**DATASET EXTRACT:**
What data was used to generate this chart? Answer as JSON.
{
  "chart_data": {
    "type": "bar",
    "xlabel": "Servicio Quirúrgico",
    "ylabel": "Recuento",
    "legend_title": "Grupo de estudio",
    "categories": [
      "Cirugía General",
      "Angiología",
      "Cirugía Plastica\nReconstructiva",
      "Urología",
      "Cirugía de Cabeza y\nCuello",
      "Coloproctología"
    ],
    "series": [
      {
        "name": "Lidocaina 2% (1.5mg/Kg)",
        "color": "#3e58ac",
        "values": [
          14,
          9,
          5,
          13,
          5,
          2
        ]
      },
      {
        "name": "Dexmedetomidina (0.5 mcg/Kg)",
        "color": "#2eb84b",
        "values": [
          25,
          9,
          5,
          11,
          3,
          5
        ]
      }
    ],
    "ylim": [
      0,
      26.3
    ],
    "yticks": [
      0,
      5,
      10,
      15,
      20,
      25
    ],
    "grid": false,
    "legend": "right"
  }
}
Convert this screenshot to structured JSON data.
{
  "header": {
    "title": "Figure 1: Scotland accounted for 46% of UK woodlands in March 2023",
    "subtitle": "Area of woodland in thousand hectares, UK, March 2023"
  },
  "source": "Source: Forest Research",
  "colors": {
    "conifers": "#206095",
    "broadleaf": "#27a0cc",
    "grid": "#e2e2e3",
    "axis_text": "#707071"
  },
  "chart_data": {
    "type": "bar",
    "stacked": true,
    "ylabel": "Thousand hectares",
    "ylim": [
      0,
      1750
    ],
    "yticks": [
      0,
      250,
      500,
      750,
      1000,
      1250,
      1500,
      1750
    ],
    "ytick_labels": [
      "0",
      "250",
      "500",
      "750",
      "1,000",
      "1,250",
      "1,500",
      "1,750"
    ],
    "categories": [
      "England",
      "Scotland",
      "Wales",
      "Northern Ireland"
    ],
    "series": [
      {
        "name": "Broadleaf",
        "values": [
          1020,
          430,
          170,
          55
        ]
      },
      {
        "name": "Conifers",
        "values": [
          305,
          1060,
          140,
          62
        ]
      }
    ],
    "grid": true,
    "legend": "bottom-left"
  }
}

**GOAL:** Write out the full listing, keeping every line exactly as it is.

**TASK OUTPUT:**
What data was used to generate this chart? Answer as JSON.
{
  "chart_data": {
    "type": "bar",
    "xlabel": "Servicio Quirúrgico",
    "ylabel": "Recuento",
    "legend_title": "Grupo de estudio",
    "categories": [
      "Cirugía General",
      "Angiología",
      "Cirugía Plastica\nReconstructiva",
      "Urología",
      "Cirugía de Cabeza y\nCuello",
      "Coloproctología"
    ],
    "series": [
      {
        "name": "Lidocaina 2% (1.5mg/Kg)",
        "color": "#3e58ac",
        "values": [
          14,
          9,
          5,
          13,
          5,
          2
        ]
      },
      {
        "name": "Dexmedetomidina (0.5 mcg/Kg)",
        "color": "#2eb84b",
        "values": [
          25,
          9,
          5,
          11,
          3,
          5
        ]
      }
    ],
    "ylim": [
      0,
      26.3
    ],
    "yticks": [
      0,
      5,
      10,
      15,
      20,
      25
    ],
    "grid": false,
    "legend": "right"
  }
}
Convert this screenshot to structured JSON data.
{
  "header": {
    "title": "Figure 1: Scotland accounted for 46% of UK woodlands in March 2023",
    "subtitle": "Area of woodland in thousand hectares, UK, March 2023"
  },
  "source": "Source: Forest Research",
  "colors": {
    "conifers": "#206095",
    "broadleaf": "#27a0cc",
    "grid": "#e2e2e3",
    "axis_text": "#707071"
  },
  "chart_data": {
    "type": "bar",
    "stacked": true,
    "ylabel": "Thousand hectares",
    "ylim": [
      0,
      1750
    ],
    "yticks": [
      0,
      250,
      500,
      750,
      1000,
      1250,
      1500,
      1750
    ],
    "ytick_labels": [
      "0",
      "250",
      "500",
      "750",
      "1,000",
      "1,250",
      "1,500",
      "1,750"
    ],
    "categories": [
      "England",
      "Scotland",
      "Wales",
      "Northern Ireland"
    ],
    "series": [
      {
        "name": "Broadleaf",
        "values": [
          1020,
          430,
          170,
          55
        ]
      },
      {
        "name": "Conifers",
        "values": [
          305,
          1060,
          140,
          62
        ]
      }
    ],
    "grid": true,
    "legend": "bottom-left"
  }
}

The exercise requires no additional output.